** Task brief **
Write out all lines holding the word "zero".

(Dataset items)
+ + +

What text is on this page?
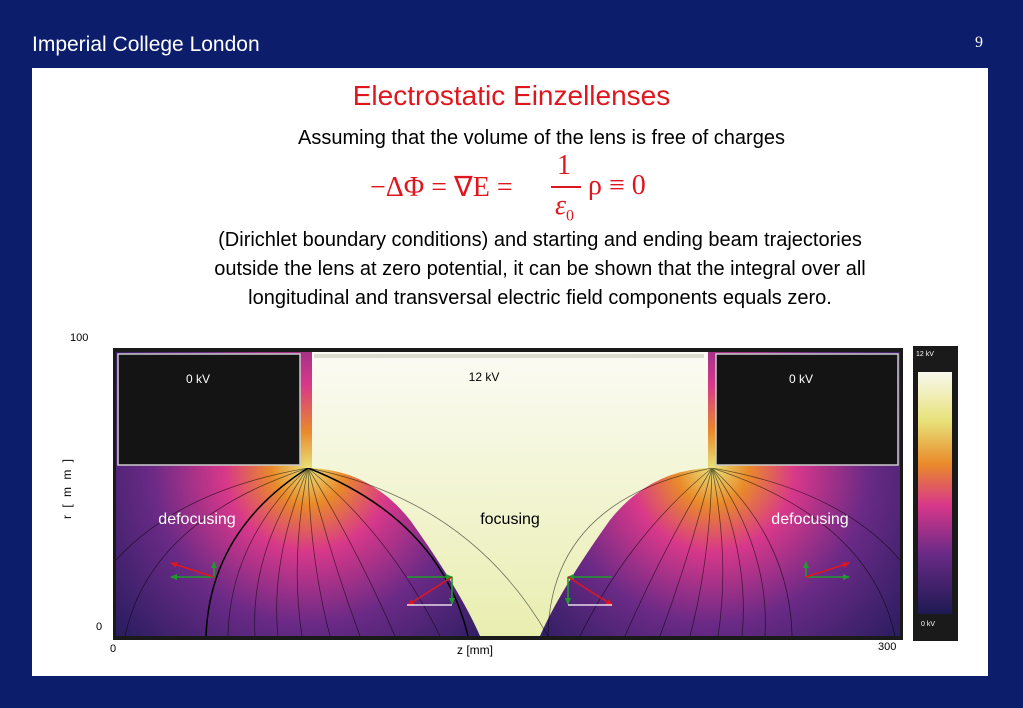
Imperial College London	9
Electrostatic Einzellenses
Assuming that the volume of the lens is free of charges
−ΔΦ = ∇E =
1
$\varepsilon_0$
ρ ≡ 0
(Dirichlet boundary conditions) and starting and ending beam trajectories
outside the lens at zero potential, it can be shown that the integral over all
longitudinal and transversal electric field components equals zero.
0 kV	12 kV	0 kV
defocusing	focusing	defocusing
100
0
0	300
z [mm]
r [ m m ]
12 kV
0 kV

+ + +

** Exercise solution **
outside the lens at zero potential, it can be shown that the integral over all
longitudinal and transversal electric field components equals zero.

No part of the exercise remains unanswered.